Ognuno di noi, durante questo viaggio, l’ha valicato da qualche parte di questa terra dagli orizzonti troppo ampi. Dove non c’è l’abbraccio di un Golfo, talmente bello da farti scordare quanto è stretto, a chiuderti la vista sulle infinite strade che passano attraverso infiniti punti.

Ognuno di noi si troverà a fare i conti con il pungolo del “poteva esser così” da qualche parte all’incrocio tra Via Google a Mountain View e l’attraversamento pedonale di Stanford mentre una studentessa corre sullo skateboard a piedi scalzi e infradito in mano.

Quando quella mattina in macchina abbiamo messo l’indirizzo “Infinite Loop – Cupertino”, sono spuntati fuori dalle tasche 5 iPhone a immortalare il momento. In quella macchina c’erano 5 persone, 5 iphone, 3 iPad, 1 MacBook Air.
^^^^
Compiti ed esercizi
A: Rispondi a queste domande sul brano del viaggio:
(i) Tra quali due luoghi si trova l'incrocio dove ci si troverà a fare i conti con il pungolo del "poteva esser così"?
(ii) Che cosa tiene in mano la studentessa che corre sullo skateboard?
(iii) Quanti iPad c'erano nella macchina?
B: Prosegui il brano sul viaggio a partire dall'ultima frase riportata, aggiungendo qualche frase nello stesso tono.
Le voci dell'elenco non servono per svolgere i compiti.

(Elenco dei dati)
^^^^
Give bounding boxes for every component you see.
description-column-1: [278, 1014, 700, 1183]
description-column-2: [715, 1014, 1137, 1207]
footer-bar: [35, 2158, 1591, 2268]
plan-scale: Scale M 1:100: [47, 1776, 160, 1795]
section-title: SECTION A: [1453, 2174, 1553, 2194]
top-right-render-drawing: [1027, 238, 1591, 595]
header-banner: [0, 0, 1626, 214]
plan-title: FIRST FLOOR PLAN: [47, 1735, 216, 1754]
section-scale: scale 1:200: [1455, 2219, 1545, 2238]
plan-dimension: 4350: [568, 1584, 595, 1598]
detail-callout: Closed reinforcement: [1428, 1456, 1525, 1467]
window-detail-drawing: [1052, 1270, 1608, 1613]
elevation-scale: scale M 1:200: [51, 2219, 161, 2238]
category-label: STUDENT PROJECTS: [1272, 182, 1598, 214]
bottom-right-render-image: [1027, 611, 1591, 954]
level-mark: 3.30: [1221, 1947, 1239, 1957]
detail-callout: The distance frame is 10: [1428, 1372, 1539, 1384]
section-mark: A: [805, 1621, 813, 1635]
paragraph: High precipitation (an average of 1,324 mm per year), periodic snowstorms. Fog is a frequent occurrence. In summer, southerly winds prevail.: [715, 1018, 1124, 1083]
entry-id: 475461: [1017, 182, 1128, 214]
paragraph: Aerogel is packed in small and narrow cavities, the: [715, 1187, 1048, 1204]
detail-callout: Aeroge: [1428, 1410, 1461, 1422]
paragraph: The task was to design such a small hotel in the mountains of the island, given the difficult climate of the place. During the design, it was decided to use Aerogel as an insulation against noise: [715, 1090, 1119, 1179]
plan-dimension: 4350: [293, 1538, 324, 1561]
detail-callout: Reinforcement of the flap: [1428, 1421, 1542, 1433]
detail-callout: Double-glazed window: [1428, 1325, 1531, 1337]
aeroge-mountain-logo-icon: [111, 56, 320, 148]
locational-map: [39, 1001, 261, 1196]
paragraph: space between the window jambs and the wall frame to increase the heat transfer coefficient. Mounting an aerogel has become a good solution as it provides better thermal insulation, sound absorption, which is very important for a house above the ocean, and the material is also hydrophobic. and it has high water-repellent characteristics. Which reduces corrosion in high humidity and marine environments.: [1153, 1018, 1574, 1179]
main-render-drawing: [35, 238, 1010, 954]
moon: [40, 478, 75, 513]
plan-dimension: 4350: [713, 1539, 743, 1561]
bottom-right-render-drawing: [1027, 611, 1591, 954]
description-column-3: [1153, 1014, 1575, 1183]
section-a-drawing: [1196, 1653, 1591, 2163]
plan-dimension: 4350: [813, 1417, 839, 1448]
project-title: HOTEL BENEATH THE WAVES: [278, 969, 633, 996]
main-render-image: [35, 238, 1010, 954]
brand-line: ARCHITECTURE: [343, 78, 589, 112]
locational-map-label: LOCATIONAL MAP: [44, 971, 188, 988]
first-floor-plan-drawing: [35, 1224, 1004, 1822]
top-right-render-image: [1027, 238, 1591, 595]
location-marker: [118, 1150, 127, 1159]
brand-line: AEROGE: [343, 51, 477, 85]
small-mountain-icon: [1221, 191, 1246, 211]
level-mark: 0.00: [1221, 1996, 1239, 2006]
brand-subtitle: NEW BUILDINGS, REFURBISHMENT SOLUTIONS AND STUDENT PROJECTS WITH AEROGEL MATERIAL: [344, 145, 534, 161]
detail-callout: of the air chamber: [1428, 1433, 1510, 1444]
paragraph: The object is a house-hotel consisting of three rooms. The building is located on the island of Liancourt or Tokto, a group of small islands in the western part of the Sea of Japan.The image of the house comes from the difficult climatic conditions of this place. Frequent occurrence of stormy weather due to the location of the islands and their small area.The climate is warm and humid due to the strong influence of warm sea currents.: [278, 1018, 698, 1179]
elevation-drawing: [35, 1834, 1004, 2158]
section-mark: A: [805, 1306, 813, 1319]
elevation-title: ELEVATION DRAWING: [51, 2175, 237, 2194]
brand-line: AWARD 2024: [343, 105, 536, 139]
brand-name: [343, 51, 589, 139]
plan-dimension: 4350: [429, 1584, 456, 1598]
^^^^
Soluzioni dei compiti
A:
(i) Tra Via Google a Mountain View e l'attraversamento pedonale di Stanford.
(ii) Le infradito.
(iii) Tre.

B:
C’è una storia, a proposito della Apple, che racconta sempre il Capo. Questa storia dice così. Lui aveva tipo venti anni e qualcosa e i computer non gli piacevano manco per niente. Li trovava complicati. Gli piaceva di più fare i gelati nel ristorante di famiglia. Soprattutto il gelato al cioccolato e poi raccogliere tutto quello che rimaneva sulle pareti e leccare la spatola. Poi un giorno vide un computer Apple ed era bello, semplice, potente. Anche se costava un botto di soldi. Ci cominciarono a piacergli i computer, ma tanto, tanto da deciderne di farne un lavoro, aprire una società ecc ecc.
La morale di questa breve storia è che Steve Jobs non fosse mai nato, o anche solo, se Steve Jobs fosse nato a Napoli (cit), Caprionline non sarebbe mai esistita e io, noi, chissà dove staremmo. Il Capo a fare i gelati, io a guadagnare 500 euro al mese scrivendo per qualche giornale e avvelenandomi la vita di telefonate. Di certo non 5 di noi in un Suv da quache parte della costa california a puntare il navigatore su Infinite Loop.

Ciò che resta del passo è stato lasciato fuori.